» **WORK TO COMPLETE**
The records below must be written out exactly, with every picture left behind.

» **DATA FOR PROCESSING**
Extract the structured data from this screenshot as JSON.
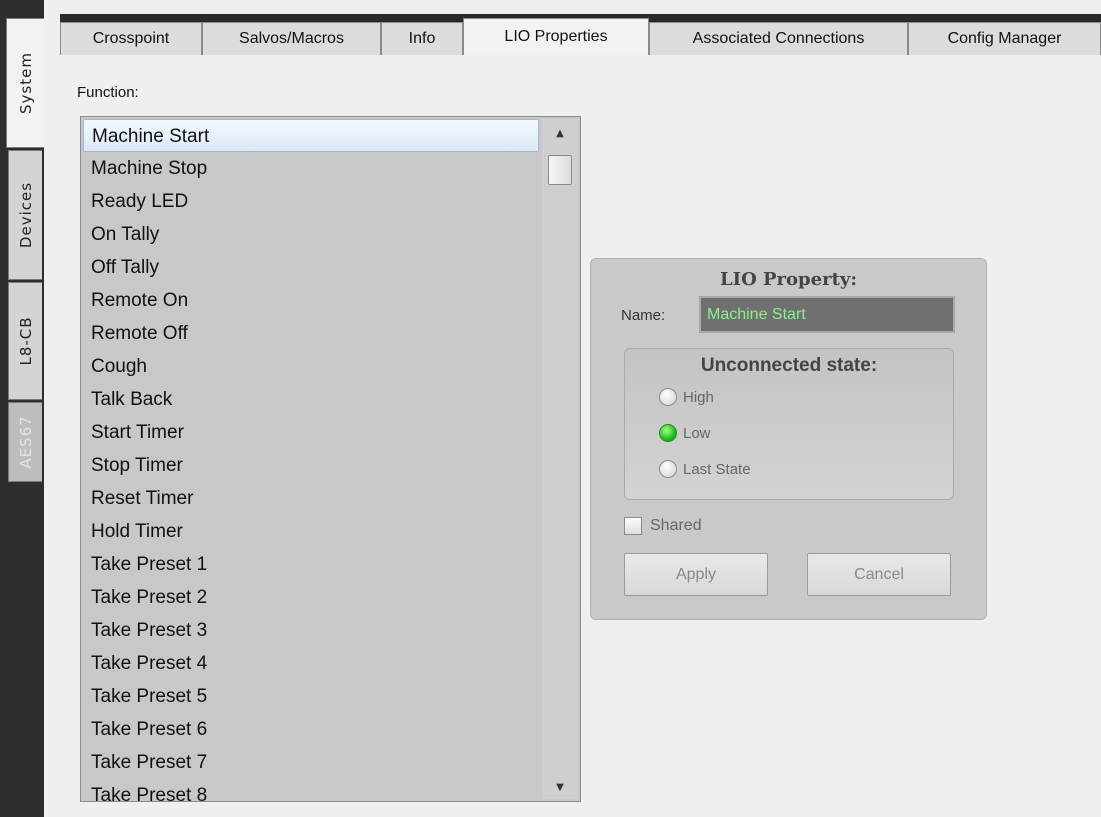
{
  "sidebar": {
    "tabs": [
      {
        "label": "System",
        "state": "active"
      },
      {
        "label": "Devices",
        "state": "normal"
      },
      {
        "label": "L8-CB",
        "state": "normal"
      },
      {
        "label": "AES67",
        "state": "disabled"
      }
    ]
  },
  "tabs": [
    {
      "label": "Crosspoint"
    },
    {
      "label": "Salvos/Macros"
    },
    {
      "label": "Info"
    },
    {
      "label": "LIO Properties",
      "active": true
    },
    {
      "label": "Associated Connections"
    },
    {
      "label": "Config Manager"
    }
  ],
  "function_list": {
    "label": "Function:",
    "items": [
      "Machine Start",
      "Machine Stop",
      "Ready LED",
      "On Tally",
      "Off Tally",
      "Remote On",
      "Remote Off",
      "Cough",
      "Talk Back",
      "Start Timer",
      "Stop Timer",
      "Reset Timer",
      "Hold Timer",
      "Take Preset 1",
      "Take Preset 2",
      "Take Preset 3",
      "Take Preset 4",
      "Take Preset 5",
      "Take Preset 6",
      "Take Preset 7",
      "Take Preset 8"
    ],
    "selected_index": 0
  },
  "lio_property": {
    "title": "LIO Property:",
    "name_label": "Name:",
    "name_value": "Machine Start",
    "unconnected_state": {
      "title": "Unconnected state:",
      "options": [
        "High",
        "Low",
        "Last State"
      ],
      "selected": "Low"
    },
    "shared_label": "Shared",
    "shared_checked": false,
    "apply_label": "Apply",
    "cancel_label": "Cancel"
  },
  "icons": {
    "scroll_up": "chevron-up-icon",
    "scroll_down": "chevron-down-icon"
  },
  "colors": {
    "name_text": "#8cf08c",
    "radio_selected": "#1dbf1d",
    "selection_bg": "#dde9f7"
  }
}
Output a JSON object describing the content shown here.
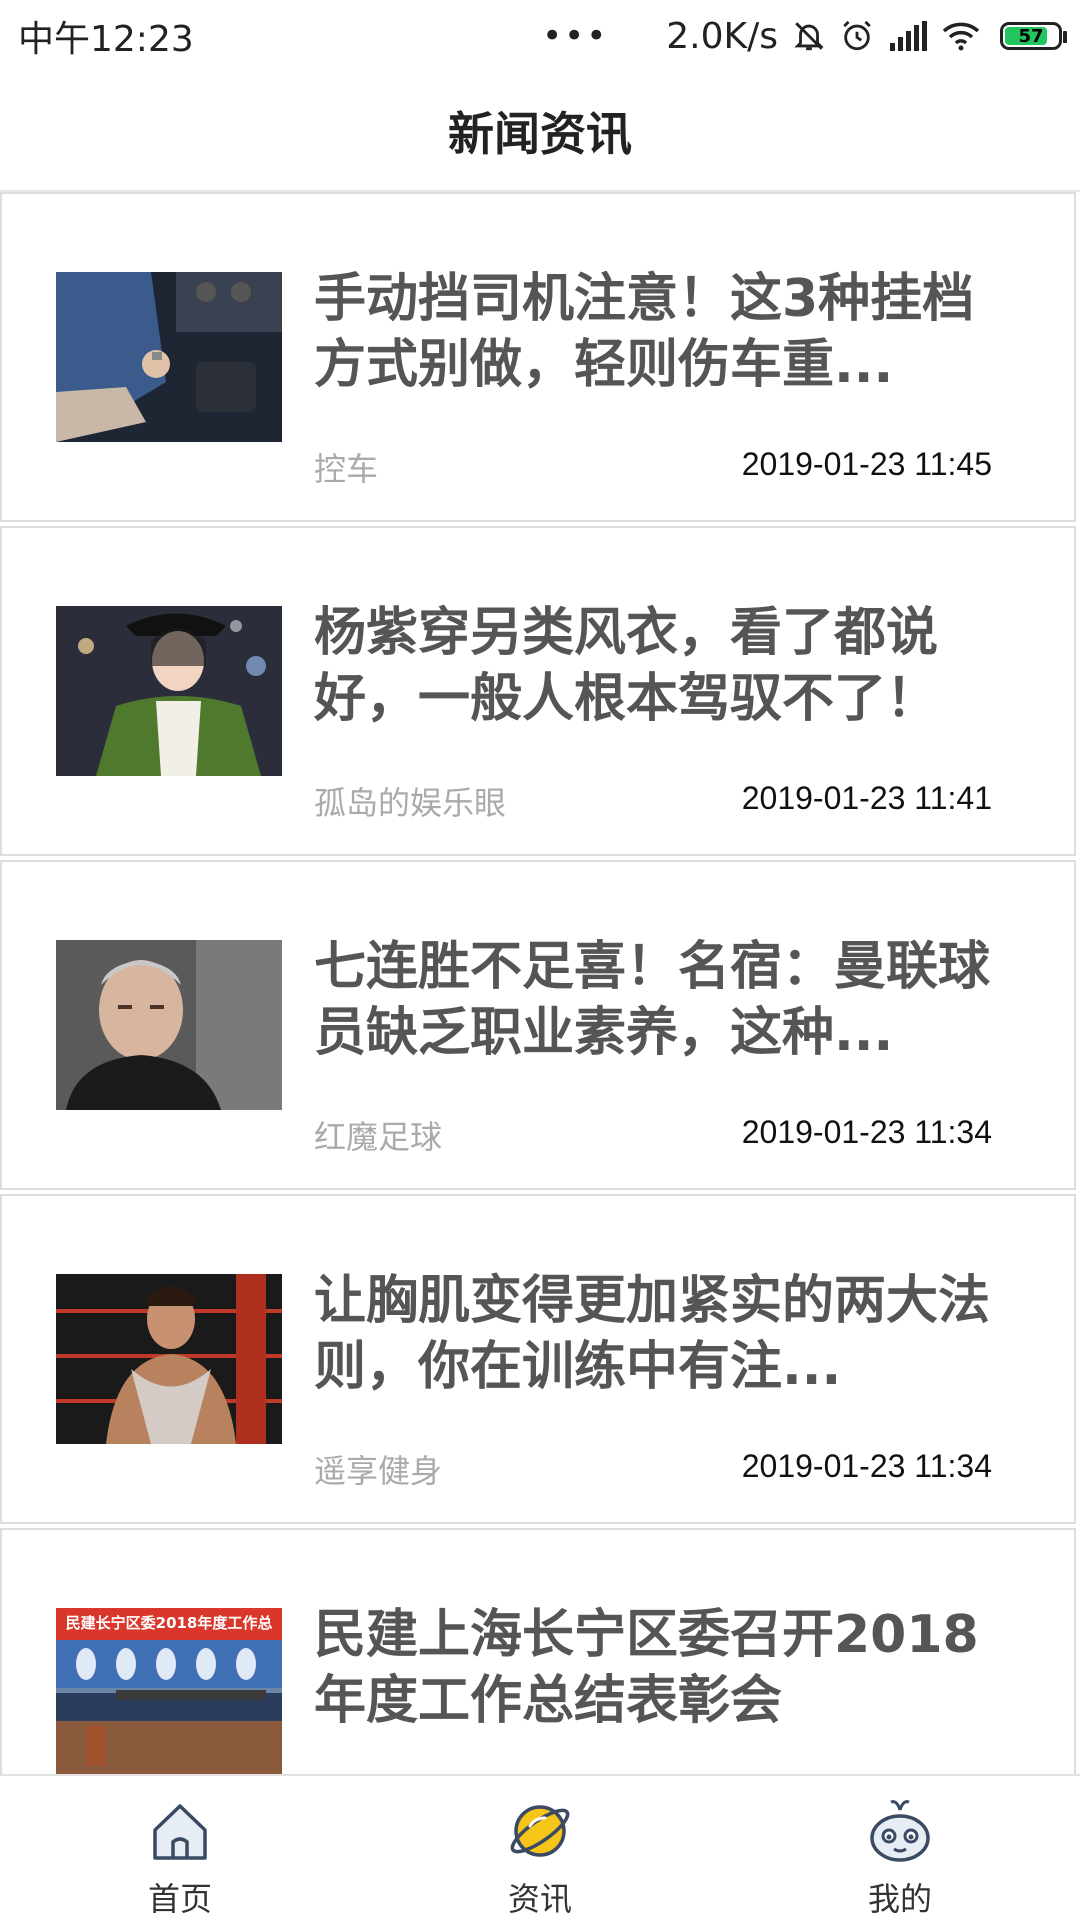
{
  "status_bar": {
    "time": "中午12:23",
    "dots": "•••",
    "speed": "2.0K/s",
    "battery": "57",
    "icons": [
      "bell-muted-icon",
      "alarm-icon",
      "signal-icon",
      "wifi-icon",
      "battery-icon"
    ]
  },
  "header": {
    "title": "新闻资讯"
  },
  "news": [
    {
      "title": "手动挡司机注意！这3种挂档方式别做，轻则伤车重...",
      "source": "控车",
      "time": "2019-01-23 11:45"
    },
    {
      "title": "杨紫穿另类风衣，看了都说好，一般人根本驾驭不了！",
      "source": "孤岛的娱乐眼",
      "time": "2019-01-23 11:41"
    },
    {
      "title": "七连胜不足喜！名宿：曼联球员缺乏职业素养，这种...",
      "source": "红魔足球",
      "time": "2019-01-23 11:34"
    },
    {
      "title": "让胸肌变得更加紧实的两大法则，你在训练中有注...",
      "source": "遥享健身",
      "time": "2019-01-23 11:34"
    },
    {
      "title": "民建上海长宁区委召开2018年度工作总结表彰会",
      "source": "",
      "time": ""
    }
  ],
  "thumb5_banner": "民建长宁区委2018年度工作总",
  "bottom_nav": [
    {
      "label": "首页",
      "icon": "home-icon"
    },
    {
      "label": "资讯",
      "icon": "planet-icon"
    },
    {
      "label": "我的",
      "icon": "mascot-face-icon"
    }
  ],
  "colors": {
    "accent": "#f5c518",
    "title": "#555555",
    "source": "#aaaaaa"
  }
}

» **TASK RESPONSE**
Extract the structured data from this screenshot as JSON.
{
  "sidebar": {
    "tabs": [
      {
        "label": "System",
        "state": "active"
      },
      {
        "label": "Devices",
        "state": "normal"
      },
      {
        "label": "L8-CB",
        "state": "normal"
      },
      {
        "label": "AES67",
        "state": "disabled"
      }
    ]
  },
  "tabs": [
    {
      "label": "Crosspoint"
    },
    {
      "label": "Salvos/Macros"
    },
    {
      "label": "Info"
    },
    {
      "label": "LIO Properties",
      "active": true
    },
    {
      "label": "Associated Connections"
    },
    {
      "label": "Config Manager"
    }
  ],
  "function_list": {
    "label": "Function:",
    "items": [
      "Machine Start",
      "Machine Stop",
      "Ready LED",
      "On Tally",
      "Off Tally",
      "Remote On",
      "Remote Off",
      "Cough",
      "Talk Back",
      "Start Timer",
      "Stop Timer",
      "Reset Timer",
      "Hold Timer",
      "Take Preset 1",
      "Take Preset 2",
      "Take Preset 3",
      "Take Preset 4",
      "Take Preset 5",
      "Take Preset 6",
      "Take Preset 7",
      "Take Preset 8"
    ],
    "selected_index": 0
  },
  "lio_property": {
    "title": "LIO Property:",
    "name_label": "Name:",
    "name_value": "Machine Start",
    "unconnected_state": {
      "title": "Unconnected state:",
      "options": [
        "High",
        "Low",
        "Last State"
      ],
      "selected": "Low"
    },
    "shared_label": "Shared",
    "shared_checked": false,
    "apply_label": "Apply",
    "cancel_label": "Cancel"
  },
  "icons": {
    "scroll_up": "chevron-up-icon",
    "scroll_down": "chevron-down-icon"
  },
  "colors": {
    "name_text": "#8cf08c",
    "radio_selected": "#1dbf1d",
    "selection_bg": "#dde9f7"
  }
}
Output a JSON object describing the content shown here.
{
  "status_bar": {
    "time": "中午12:23",
    "dots": "•••",
    "speed": "2.0K/s",
    "battery": "57",
    "icons": [
      "bell-muted-icon",
      "alarm-icon",
      "signal-icon",
      "wifi-icon",
      "battery-icon"
    ]
  },
  "header": {
    "title": "新闻资讯"
  },
  "news": [
    {
      "title": "手动挡司机注意！这3种挂档方式别做，轻则伤车重...",
      "source": "控车",
      "time": "2019-01-23 11:45"
    },
    {
      "title": "杨紫穿另类风衣，看了都说好，一般人根本驾驭不了！",
      "source": "孤岛的娱乐眼",
      "time": "2019-01-23 11:41"
    },
    {
      "title": "七连胜不足喜！名宿：曼联球员缺乏职业素养，这种...",
      "source": "红魔足球",
      "time": "2019-01-23 11:34"
    },
    {
      "title": "让胸肌变得更加紧实的两大法则，你在训练中有注...",
      "source": "遥享健身",
      "time": "2019-01-23 11:34"
    },
    {
      "title": "民建上海长宁区委召开2018年度工作总结表彰会",
      "source": "",
      "time": ""
    }
  ],
  "thumb5_banner": "民建长宁区委2018年度工作总",
  "bottom_nav": [
    {
      "label": "首页",
      "icon": "home-icon"
    },
    {
      "label": "资讯",
      "icon": "planet-icon"
    },
    {
      "label": "我的",
      "icon": "mascot-face-icon"
    }
  ],
  "colors": {
    "accent": "#f5c518",
    "title": "#555555",
    "source": "#aaaaaa"
  }
}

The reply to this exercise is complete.